→ **Problem to work on**:
Lay out the records as a Markdown table with the columns Row and Line. Begin at the line that has "List all visible", stop after the one that has "690, 684, 694]", and skip blank lines and the pictures.

→ **Records supplied**:
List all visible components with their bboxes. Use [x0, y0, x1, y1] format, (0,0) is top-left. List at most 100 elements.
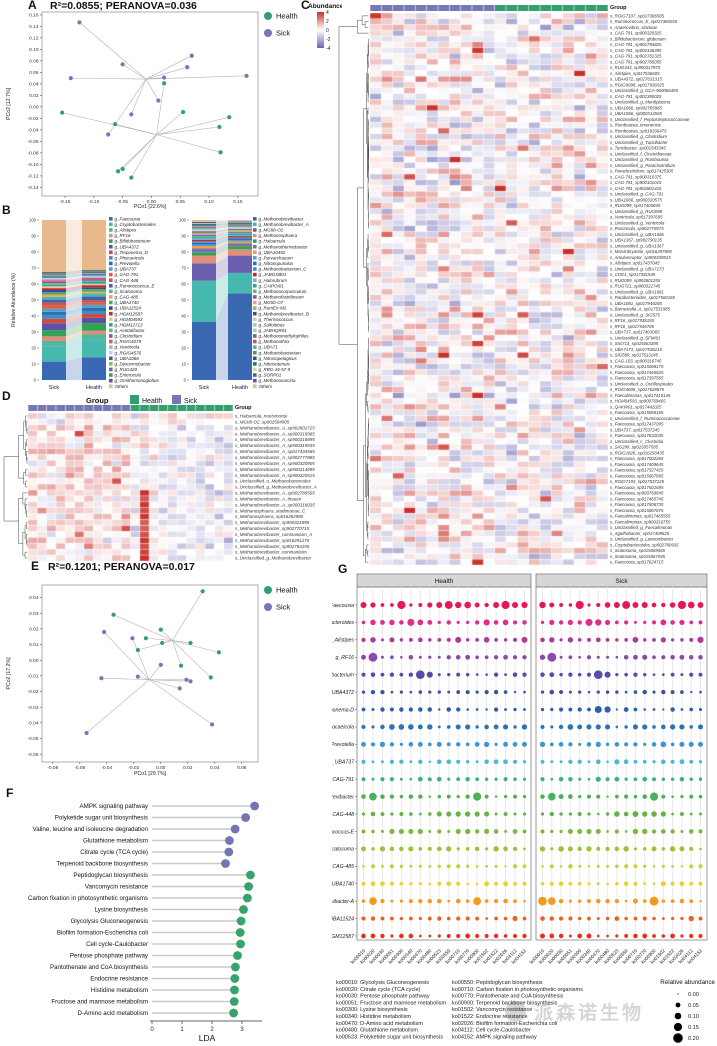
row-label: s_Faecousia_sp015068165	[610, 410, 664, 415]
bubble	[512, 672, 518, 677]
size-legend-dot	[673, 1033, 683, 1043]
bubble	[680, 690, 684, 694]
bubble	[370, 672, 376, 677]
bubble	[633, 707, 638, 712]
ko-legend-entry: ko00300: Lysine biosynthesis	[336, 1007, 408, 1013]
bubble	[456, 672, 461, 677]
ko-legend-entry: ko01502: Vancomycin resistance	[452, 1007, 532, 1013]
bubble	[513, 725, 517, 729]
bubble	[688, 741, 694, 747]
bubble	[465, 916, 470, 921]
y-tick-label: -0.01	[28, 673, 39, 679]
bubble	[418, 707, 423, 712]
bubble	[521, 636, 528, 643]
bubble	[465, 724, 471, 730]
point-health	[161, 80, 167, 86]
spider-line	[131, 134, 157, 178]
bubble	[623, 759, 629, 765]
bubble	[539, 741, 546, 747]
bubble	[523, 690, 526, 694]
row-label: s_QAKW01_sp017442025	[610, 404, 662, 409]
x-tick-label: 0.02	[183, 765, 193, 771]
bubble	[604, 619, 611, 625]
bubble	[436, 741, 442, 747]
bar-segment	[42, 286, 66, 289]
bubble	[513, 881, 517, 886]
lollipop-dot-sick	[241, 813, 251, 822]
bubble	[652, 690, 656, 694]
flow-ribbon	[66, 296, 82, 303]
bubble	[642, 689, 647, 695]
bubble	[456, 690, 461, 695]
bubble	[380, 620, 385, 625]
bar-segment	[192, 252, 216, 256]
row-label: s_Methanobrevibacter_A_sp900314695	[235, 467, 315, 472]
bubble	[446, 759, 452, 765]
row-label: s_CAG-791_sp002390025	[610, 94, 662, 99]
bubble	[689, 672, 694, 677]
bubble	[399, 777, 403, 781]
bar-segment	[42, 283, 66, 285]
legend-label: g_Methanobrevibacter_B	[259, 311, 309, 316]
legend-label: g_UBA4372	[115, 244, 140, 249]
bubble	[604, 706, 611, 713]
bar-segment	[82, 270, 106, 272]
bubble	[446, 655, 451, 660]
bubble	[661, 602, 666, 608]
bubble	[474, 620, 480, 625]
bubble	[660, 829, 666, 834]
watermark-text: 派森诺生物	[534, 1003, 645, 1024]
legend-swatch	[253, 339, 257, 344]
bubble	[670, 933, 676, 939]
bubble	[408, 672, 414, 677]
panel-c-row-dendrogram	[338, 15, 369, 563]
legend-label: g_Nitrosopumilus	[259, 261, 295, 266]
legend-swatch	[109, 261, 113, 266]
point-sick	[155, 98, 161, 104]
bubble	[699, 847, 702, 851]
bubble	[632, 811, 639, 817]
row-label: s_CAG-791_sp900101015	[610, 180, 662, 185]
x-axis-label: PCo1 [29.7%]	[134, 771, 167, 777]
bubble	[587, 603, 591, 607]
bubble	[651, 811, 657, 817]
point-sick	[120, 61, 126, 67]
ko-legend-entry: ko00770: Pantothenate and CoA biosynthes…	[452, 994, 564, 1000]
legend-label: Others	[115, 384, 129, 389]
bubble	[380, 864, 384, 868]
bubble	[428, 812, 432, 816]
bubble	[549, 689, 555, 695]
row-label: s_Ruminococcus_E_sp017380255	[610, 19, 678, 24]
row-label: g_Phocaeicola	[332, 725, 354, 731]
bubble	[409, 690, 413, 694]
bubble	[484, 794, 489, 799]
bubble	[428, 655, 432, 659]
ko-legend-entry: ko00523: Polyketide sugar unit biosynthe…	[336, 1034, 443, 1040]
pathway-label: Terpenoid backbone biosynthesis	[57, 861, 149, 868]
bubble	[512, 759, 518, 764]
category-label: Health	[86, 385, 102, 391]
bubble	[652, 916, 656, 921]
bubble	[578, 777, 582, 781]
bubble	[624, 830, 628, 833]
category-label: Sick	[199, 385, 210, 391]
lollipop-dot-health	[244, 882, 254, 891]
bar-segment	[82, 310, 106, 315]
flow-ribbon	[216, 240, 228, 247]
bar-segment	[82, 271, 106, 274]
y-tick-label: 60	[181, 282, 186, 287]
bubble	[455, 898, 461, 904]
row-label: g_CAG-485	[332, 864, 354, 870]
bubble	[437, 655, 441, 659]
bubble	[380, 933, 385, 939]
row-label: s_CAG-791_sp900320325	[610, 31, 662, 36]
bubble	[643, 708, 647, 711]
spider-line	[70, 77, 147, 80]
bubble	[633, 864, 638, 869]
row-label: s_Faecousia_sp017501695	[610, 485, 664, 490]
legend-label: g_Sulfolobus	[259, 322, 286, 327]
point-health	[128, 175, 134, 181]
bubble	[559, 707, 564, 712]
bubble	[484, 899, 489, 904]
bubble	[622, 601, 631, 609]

--

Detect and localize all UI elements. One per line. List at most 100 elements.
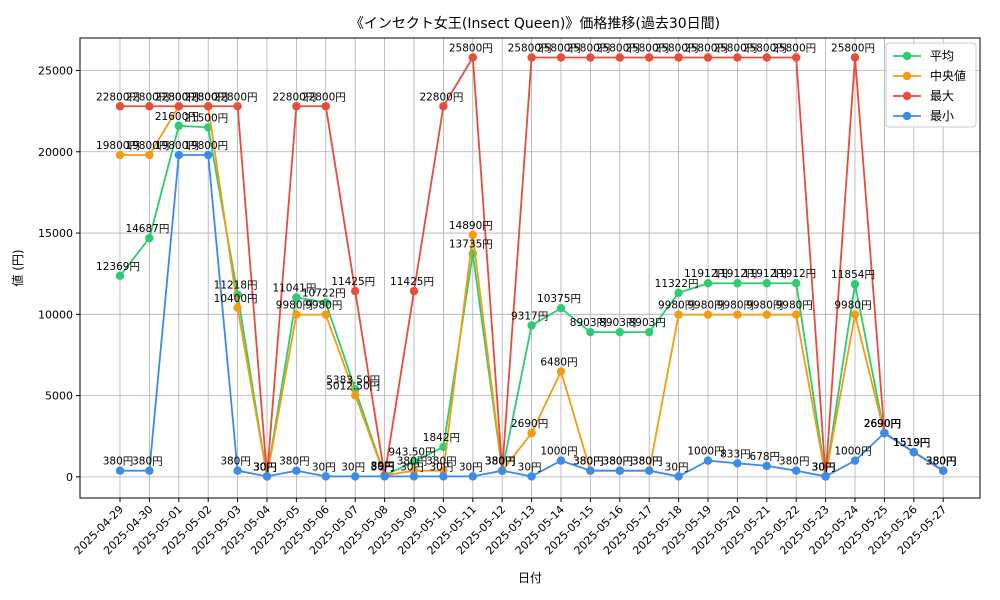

→ **Task output**:
| Row | Line |
|---|---|
| 1 | List all visible components with their bboxes. Use [x0, y0, x1, y1] format, (0,0) is top-left. List at most 100 elements. |
| 2 | row-label: s_Faecousia_sp015068165	[610, 410, 664, 415] |
| 3 | bubble	[512, 672, 518, 677] |
| 4 | size-legend-dot	[673, 1033, 683, 1043] |
| 5 | bubble	[680, 690, 684, 694] |